In the copy, keep every record exact and leave out all images.
═════ Dataset entries
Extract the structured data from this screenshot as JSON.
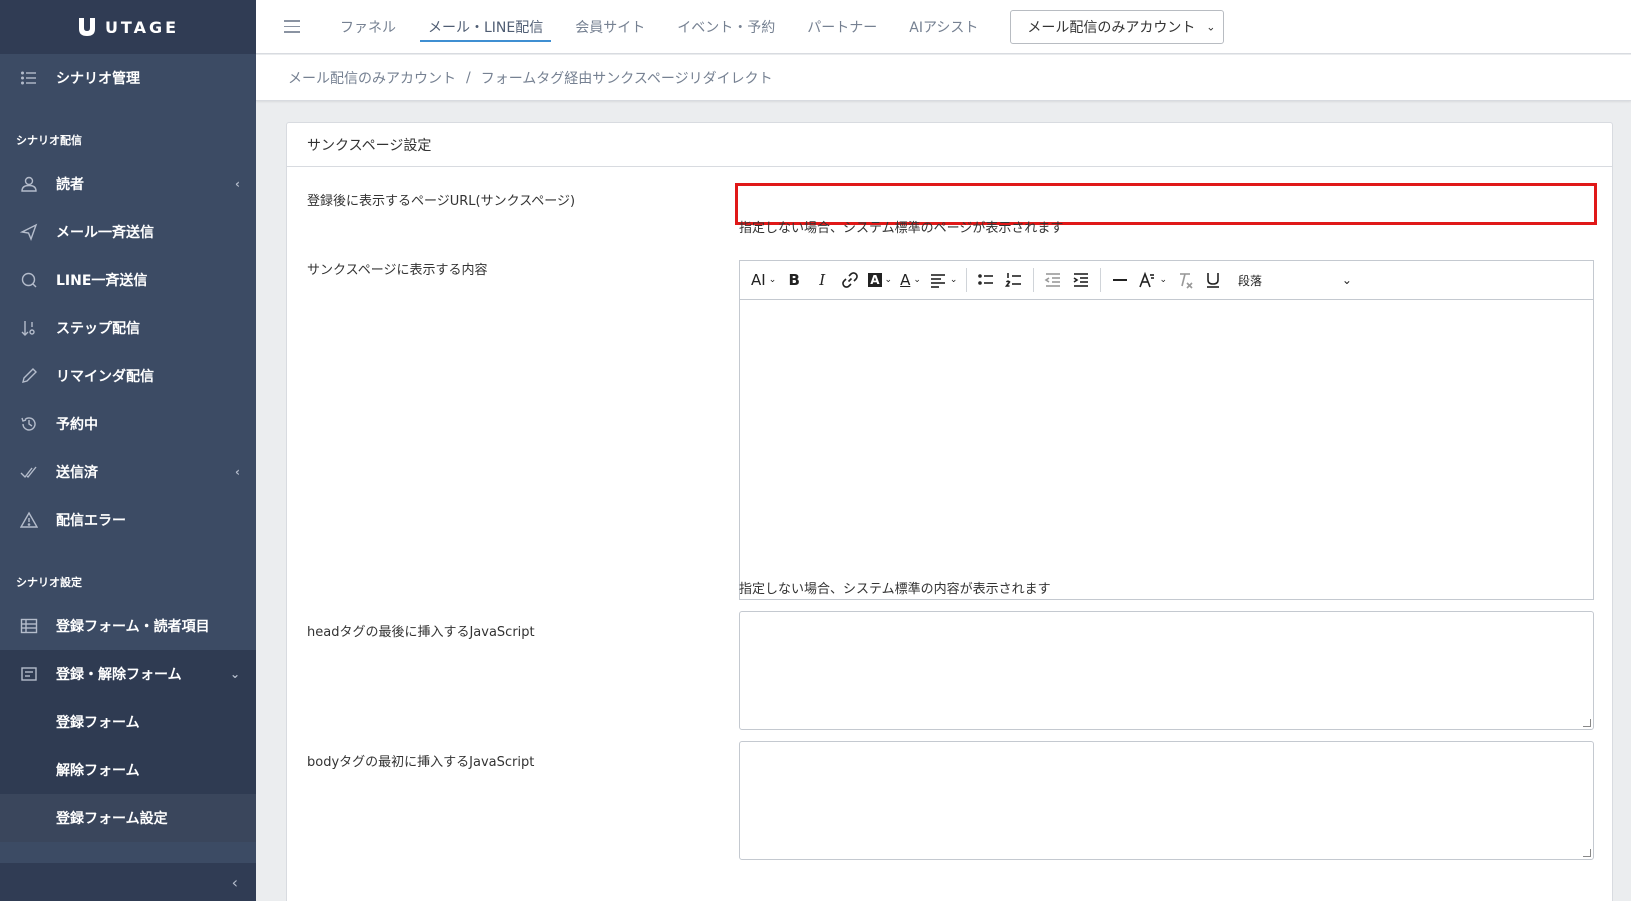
{
  "brand": {
    "name": "UTAGE"
  },
  "sidebar": {
    "top_item": {
      "label": "シナリオ管理",
      "icon": "list-icon"
    },
    "section1_title": "シナリオ配信",
    "section1_items": [
      {
        "label": "読者",
        "icon": "user-icon",
        "has_chevron": true
      },
      {
        "label": "メール一斉送信",
        "icon": "send-icon"
      },
      {
        "label": "LINE一斉送信",
        "icon": "chat-icon"
      },
      {
        "label": "ステップ配信",
        "icon": "sort-icon"
      },
      {
        "label": "リマインダ配信",
        "icon": "pencil-icon"
      },
      {
        "label": "予約中",
        "icon": "history-icon"
      },
      {
        "label": "送信済",
        "icon": "check-double-icon",
        "has_chevron": true
      },
      {
        "label": "配信エラー",
        "icon": "warning-icon"
      }
    ],
    "section2_title": "シナリオ設定",
    "section2_items": [
      {
        "label": "登録フォーム・読者項目",
        "icon": "table-icon"
      },
      {
        "label": "登録・解除フォーム",
        "icon": "form-icon",
        "expanded": true
      }
    ],
    "sub_items": [
      {
        "label": "登録フォーム"
      },
      {
        "label": "解除フォーム"
      },
      {
        "label": "登録フォーム設定",
        "active": true
      }
    ],
    "collapse_glyph": "‹",
    "chevron_left": "‹",
    "chevron_down": "⌄"
  },
  "header": {
    "tabs": [
      {
        "label": "ファネル"
      },
      {
        "label": "メール・LINE配信",
        "active": true
      },
      {
        "label": "会員サイト"
      },
      {
        "label": "イベント・予約"
      },
      {
        "label": "パートナー"
      },
      {
        "label": "AIアシスト"
      }
    ],
    "account_select": {
      "value": "メール配信のみアカウント",
      "caret": "⌄"
    }
  },
  "breadcrumb": {
    "items": [
      "メール配信のみアカウント",
      "フォームタグ経由サンクスページリダイレクト"
    ],
    "separator": "/"
  },
  "card": {
    "title": "サンクスページ設定",
    "url_field": {
      "label": "登録後に表示するページURL(サンクスページ)",
      "value": "",
      "hint": "指定しない場合、システム標準のページが表示されます"
    },
    "content_field": {
      "label": "サンクスページに表示する内容",
      "hint": "指定しない場合、システム標準の内容が表示されます",
      "toolbar": {
        "font_size": "AI",
        "bold": "B",
        "italic": "I",
        "highlight": "A",
        "font_color": "A",
        "paragraph": "段落"
      }
    },
    "head_js": {
      "label": "headタグの最後に挿入するJavaScript",
      "value": ""
    },
    "body_js": {
      "label": "bodyタグの最初に挿入するJavaScript",
      "value": ""
    }
  },
  "colors": {
    "sidebar_bg": "#3c4b64",
    "sidebar_dark": "#303c54",
    "active_tab_underline": "#3f8fd2",
    "highlight_border": "#e01818"
  }
}
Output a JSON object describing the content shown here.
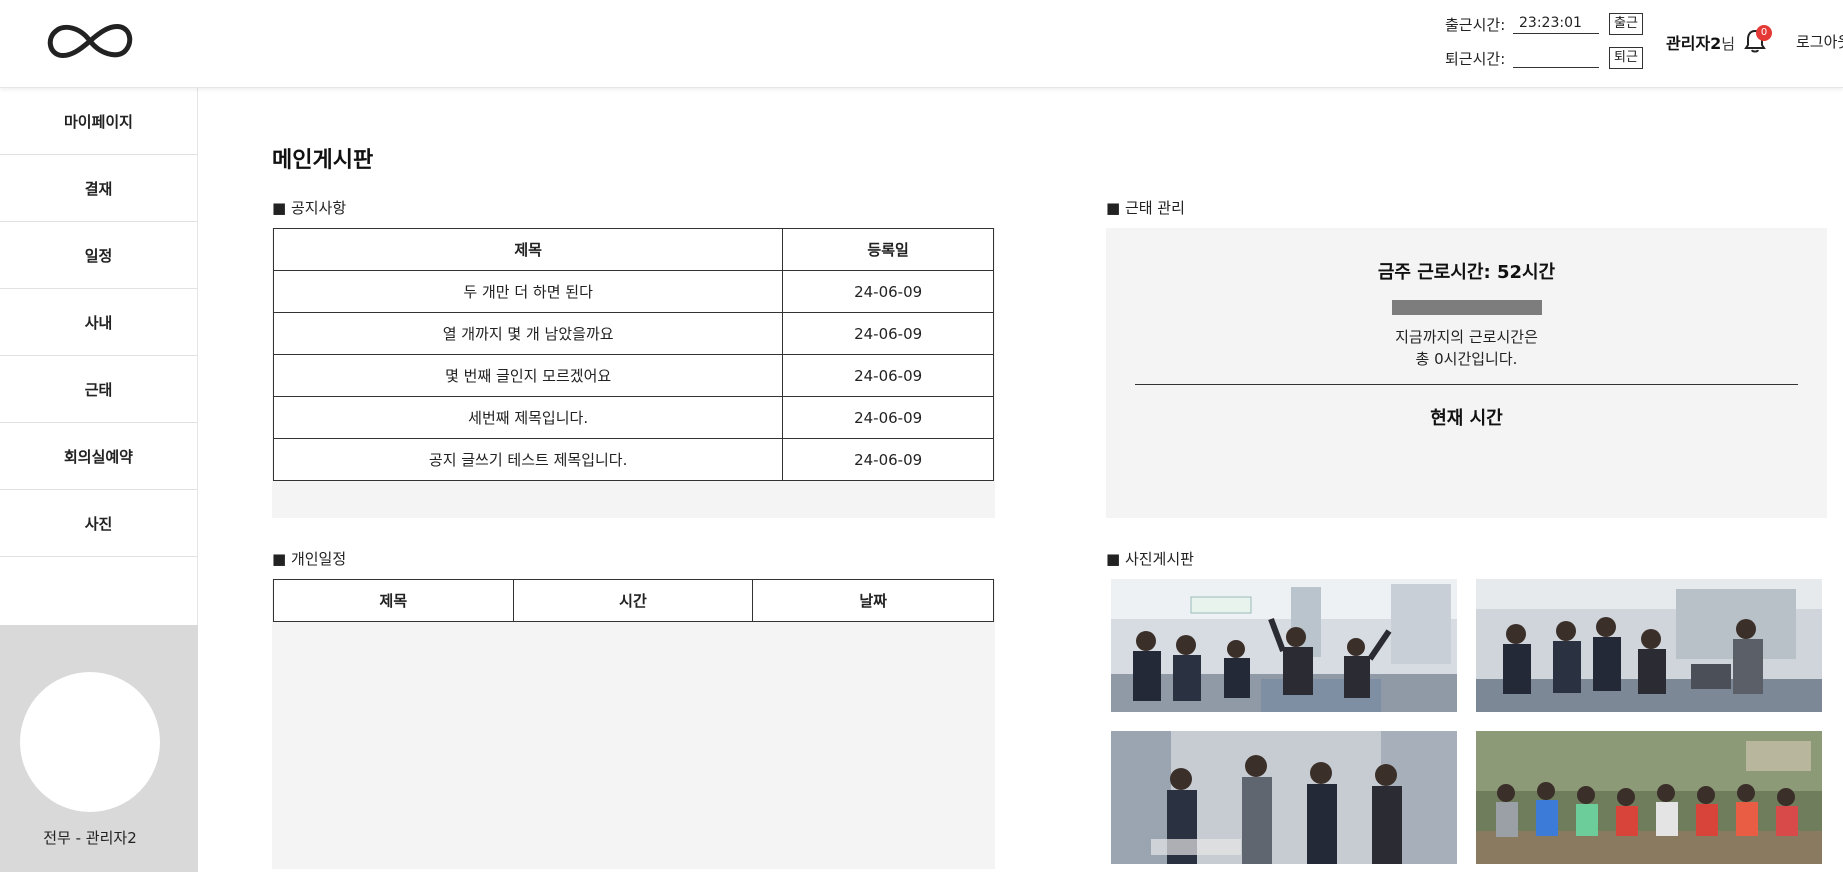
{
  "header": {
    "clock_in_label": "출근시간:",
    "clock_in_value": "23:23:01",
    "clock_in_button": "출근",
    "clock_out_label": "퇴근시간:",
    "clock_out_value": "",
    "clock_out_button": "퇴근",
    "user_name": "관리자2",
    "user_suffix": "님",
    "notification_count": "0",
    "logout_label": "로그아웃",
    "logo_icon": "infinity-icon",
    "bell_icon": "bell-icon"
  },
  "sidebar": {
    "items": [
      {
        "label": "마이페이지"
      },
      {
        "label": "결재"
      },
      {
        "label": "일정"
      },
      {
        "label": "사내"
      },
      {
        "label": "근태"
      },
      {
        "label": "회의실예약"
      },
      {
        "label": "사진"
      }
    ],
    "profile_name": "전무 - 관리자2"
  },
  "main": {
    "title": "메인게시판",
    "notice": {
      "section_title": "■ 공지사항",
      "columns": [
        "제목",
        "등록일"
      ],
      "rows": [
        {
          "title": "두 개만 더 하면 된다",
          "date": "24-06-09"
        },
        {
          "title": "열 개까지 몇 개 남았을까요",
          "date": "24-06-09"
        },
        {
          "title": "몇 번째 글인지 모르겠어요",
          "date": "24-06-09"
        },
        {
          "title": "세번째 제목입니다.",
          "date": "24-06-09"
        },
        {
          "title": "공지 글쓰기 테스트 제목입니다.",
          "date": "24-06-09"
        }
      ]
    },
    "schedule": {
      "section_title": "■ 개인일정",
      "columns": [
        "제목",
        "시간",
        "날짜"
      ]
    },
    "attendance": {
      "section_title": "■ 근태 관리",
      "weekly_hours": "금주 근로시간: 52시간",
      "worked_line1": "지금까지의 근로시간은",
      "worked_line2": "총 0시간입니다.",
      "progress": 0,
      "current_time_label": "현재 시간"
    },
    "photos": {
      "section_title": "■ 사진게시판",
      "items": [
        {
          "alt": "photo-1"
        },
        {
          "alt": "photo-2"
        },
        {
          "alt": "photo-3"
        },
        {
          "alt": "photo-4"
        }
      ]
    }
  }
}
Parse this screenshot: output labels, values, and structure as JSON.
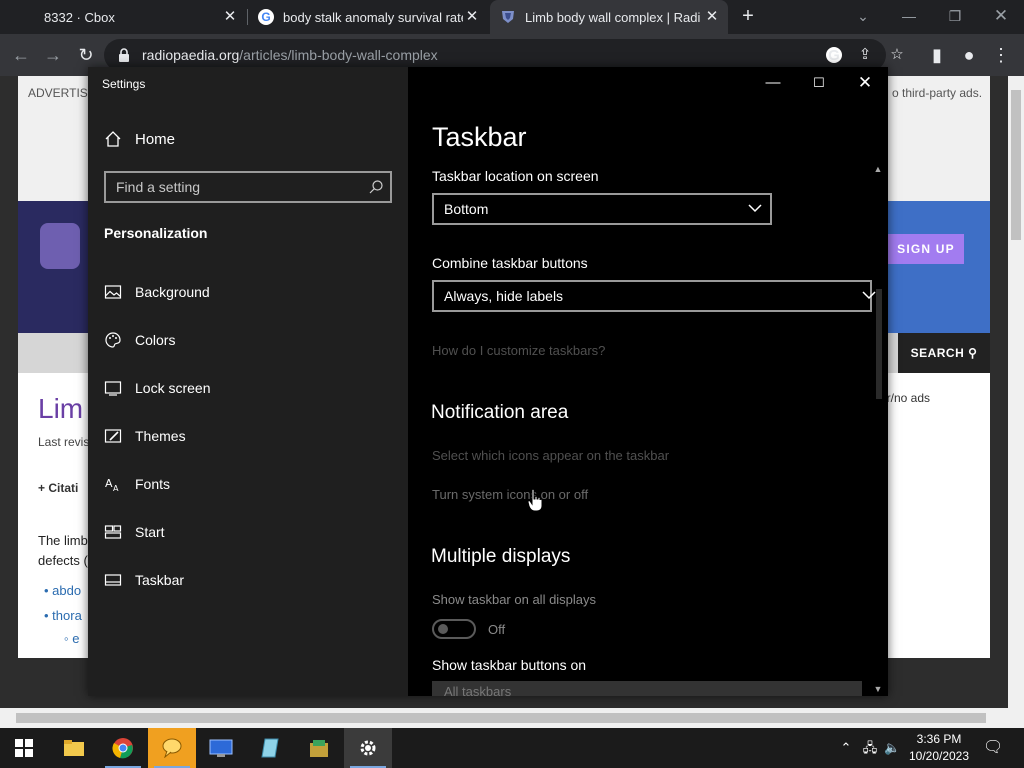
{
  "browser": {
    "tabs": [
      {
        "title": "8332 · Cbox",
        "close": "✕"
      },
      {
        "title": "body stalk anomaly survival rate",
        "close": "✕"
      },
      {
        "title": "Limb body wall complex | Radiol",
        "close": "✕"
      }
    ],
    "new_tab": "+",
    "url_domain": "radiopaedia.org",
    "url_path": "/articles/limb-body-wall-complex"
  },
  "webpage": {
    "advertise": "ADVERTISE",
    "third_party": "o third-party ads.",
    "signup": "SIGN UP",
    "search": "SEARCH",
    "heading": "Lim",
    "last_revised": "Last revis",
    "citation": "+  Citati",
    "para_line1": "The limb",
    "para_line2": "defects (",
    "list1": "• abdo",
    "list2": "• thora",
    "list3": "◦ e",
    "ads_right": "er/no ads"
  },
  "settings": {
    "window_title": "Settings",
    "home": "Home",
    "search_placeholder": "Find a setting",
    "section": "Personalization",
    "nav": [
      {
        "label": "Background",
        "icon": "picture-icon"
      },
      {
        "label": "Colors",
        "icon": "palette-icon"
      },
      {
        "label": "Lock screen",
        "icon": "lock-screen-icon"
      },
      {
        "label": "Themes",
        "icon": "themes-icon"
      },
      {
        "label": "Fonts",
        "icon": "fonts-icon"
      },
      {
        "label": "Start",
        "icon": "start-icon"
      },
      {
        "label": "Taskbar",
        "icon": "taskbar-icon"
      }
    ],
    "page_title": "Taskbar",
    "location_label": "Taskbar location on screen",
    "location_value": "Bottom",
    "combine_label": "Combine taskbar buttons",
    "combine_value": "Always, hide labels",
    "customize_link": "How do I customize taskbars?",
    "notification_heading": "Notification area",
    "select_icons": "Select which icons appear on the taskbar",
    "system_icons": "Turn system icons on or off",
    "multiple_heading": "Multiple displays",
    "show_all_label": "Show taskbar on all displays",
    "show_all_state": "Off",
    "show_buttons_label": "Show taskbar buttons on",
    "show_buttons_value": "All taskbars"
  },
  "taskbar": {
    "time": "3:36 PM",
    "date": "10/20/2023"
  }
}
══════════
* _Exercise response_
Extract the structured data from this screenshot as JSON.
{
  "brand": {
    "name": "UTAGE"
  },
  "sidebar": {
    "top_item": {
      "label": "シナリオ管理",
      "icon": "list-icon"
    },
    "section1_title": "シナリオ配信",
    "section1_items": [
      {
        "label": "読者",
        "icon": "user-icon",
        "has_chevron": true
      },
      {
        "label": "メール一斉送信",
        "icon": "send-icon"
      },
      {
        "label": "LINE一斉送信",
        "icon": "chat-icon"
      },
      {
        "label": "ステップ配信",
        "icon": "sort-icon"
      },
      {
        "label": "リマインダ配信",
        "icon": "pencil-icon"
      },
      {
        "label": "予約中",
        "icon": "history-icon"
      },
      {
        "label": "送信済",
        "icon": "check-double-icon",
        "has_chevron": true
      },
      {
        "label": "配信エラー",
        "icon": "warning-icon"
      }
    ],
    "section2_title": "シナリオ設定",
    "section2_items": [
      {
        "label": "登録フォーム・読者項目",
        "icon": "table-icon"
      },
      {
        "label": "登録・解除フォーム",
        "icon": "form-icon",
        "expanded": true
      }
    ],
    "sub_items": [
      {
        "label": "登録フォーム"
      },
      {
        "label": "解除フォーム"
      },
      {
        "label": "登録フォーム設定",
        "active": true
      }
    ],
    "collapse_glyph": "‹",
    "chevron_left": "‹",
    "chevron_down": "⌄"
  },
  "header": {
    "tabs": [
      {
        "label": "ファネル"
      },
      {
        "label": "メール・LINE配信",
        "active": true
      },
      {
        "label": "会員サイト"
      },
      {
        "label": "イベント・予約"
      },
      {
        "label": "パートナー"
      },
      {
        "label": "AIアシスト"
      }
    ],
    "account_select": {
      "value": "メール配信のみアカウント",
      "caret": "⌄"
    }
  },
  "breadcrumb": {
    "items": [
      "メール配信のみアカウント",
      "フォームタグ経由サンクスページリダイレクト"
    ],
    "separator": "/"
  },
  "card": {
    "title": "サンクスページ設定",
    "url_field": {
      "label": "登録後に表示するページURL(サンクスページ)",
      "value": "",
      "hint": "指定しない場合、システム標準のページが表示されます"
    },
    "content_field": {
      "label": "サンクスページに表示する内容",
      "hint": "指定しない場合、システム標準の内容が表示されます",
      "toolbar": {
        "font_size": "AI",
        "bold": "B",
        "italic": "I",
        "highlight": "A",
        "font_color": "A",
        "paragraph": "段落"
      }
    },
    "head_js": {
      "label": "headタグの最後に挿入するJavaScript",
      "value": ""
    },
    "body_js": {
      "label": "bodyタグの最初に挿入するJavaScript",
      "value": ""
    }
  },
  "colors": {
    "sidebar_bg": "#3c4b64",
    "sidebar_dark": "#303c54",
    "active_tab_underline": "#3f8fd2",
    "highlight_border": "#e01818"
  }
}
Output a JSON object describing the content shown here.
{
  "header": {
    "clock_in_label": "출근시간:",
    "clock_in_value": "23:23:01",
    "clock_in_button": "출근",
    "clock_out_label": "퇴근시간:",
    "clock_out_value": "",
    "clock_out_button": "퇴근",
    "user_name": "관리자2",
    "user_suffix": "님",
    "notification_count": "0",
    "logout_label": "로그아웃",
    "logo_icon": "infinity-icon",
    "bell_icon": "bell-icon"
  },
  "sidebar": {
    "items": [
      {
        "label": "마이페이지"
      },
      {
        "label": "결재"
      },
      {
        "label": "일정"
      },
      {
        "label": "사내"
      },
      {
        "label": "근태"
      },
      {
        "label": "회의실예약"
      },
      {
        "label": "사진"
      }
    ],
    "profile_name": "전무 - 관리자2"
  },
  "main": {
    "title": "메인게시판",
    "notice": {
      "section_title": "■ 공지사항",
      "columns": [
        "제목",
        "등록일"
      ],
      "rows": [
        {
          "title": "두 개만 더 하면 된다",
          "date": "24-06-09"
        },
        {
          "title": "열 개까지 몇 개 남았을까요",
          "date": "24-06-09"
        },
        {
          "title": "몇 번째 글인지 모르겠어요",
          "date": "24-06-09"
        },
        {
          "title": "세번째 제목입니다.",
          "date": "24-06-09"
        },
        {
          "title": "공지 글쓰기 테스트 제목입니다.",
          "date": "24-06-09"
        }
      ]
    },
    "schedule": {
      "section_title": "■ 개인일정",
      "columns": [
        "제목",
        "시간",
        "날짜"
      ]
    },
    "attendance": {
      "section_title": "■ 근태 관리",
      "weekly_hours": "금주 근로시간: 52시간",
      "worked_line1": "지금까지의 근로시간은",
      "worked_line2": "총 0시간입니다.",
      "progress": 0,
      "current_time_label": "현재 시간"
    },
    "photos": {
      "section_title": "■ 사진게시판",
      "items": [
        {
          "alt": "photo-1"
        },
        {
          "alt": "photo-2"
        },
        {
          "alt": "photo-3"
        },
        {
          "alt": "photo-4"
        }
      ]
    }
  }
}
Parse this screenshot: output labels, values, and structure as JSON.
{
  "browser": {
    "tabs": [
      {
        "title": "8332 · Cbox",
        "close": "✕"
      },
      {
        "title": "body stalk anomaly survival rate",
        "close": "✕"
      },
      {
        "title": "Limb body wall complex | Radiol",
        "close": "✕"
      }
    ],
    "new_tab": "+",
    "url_domain": "radiopaedia.org",
    "url_path": "/articles/limb-body-wall-complex"
  },
  "webpage": {
    "advertise": "ADVERTISE",
    "third_party": "o third-party ads.",
    "signup": "SIGN UP",
    "search": "SEARCH",
    "heading": "Lim",
    "last_revised": "Last revis",
    "citation": "+  Citati",
    "para_line1": "The limb",
    "para_line2": "defects (",
    "list1": "• abdo",
    "list2": "• thora",
    "list3": "◦ e",
    "ads_right": "er/no ads"
  },
  "settings": {
    "window_title": "Settings",
    "home": "Home",
    "search_placeholder": "Find a setting",
    "section": "Personalization",
    "nav": [
      {
        "label": "Background",
        "icon": "picture-icon"
      },
      {
        "label": "Colors",
        "icon": "palette-icon"
      },
      {
        "label": "Lock screen",
        "icon": "lock-screen-icon"
      },
      {
        "label": "Themes",
        "icon": "themes-icon"
      },
      {
        "label": "Fonts",
        "icon": "fonts-icon"
      },
      {
        "label": "Start",
        "icon": "start-icon"
      },
      {
        "label": "Taskbar",
        "icon": "taskbar-icon"
      }
    ],
    "page_title": "Taskbar",
    "location_label": "Taskbar location on screen",
    "location_value": "Bottom",
    "combine_label": "Combine taskbar buttons",
    "combine_value": "Always, hide labels",
    "customize_link": "How do I customize taskbars?",
    "notification_heading": "Notification area",
    "select_icons": "Select which icons appear on the taskbar",
    "system_icons": "Turn system icons on or off",
    "multiple_heading": "Multiple displays",
    "show_all_label": "Show taskbar on all displays",
    "show_all_state": "Off",
    "show_buttons_label": "Show taskbar buttons on",
    "show_buttons_value": "All taskbars"
  },
  "taskbar": {
    "time": "3:36 PM",
    "date": "10/20/2023"
  }
}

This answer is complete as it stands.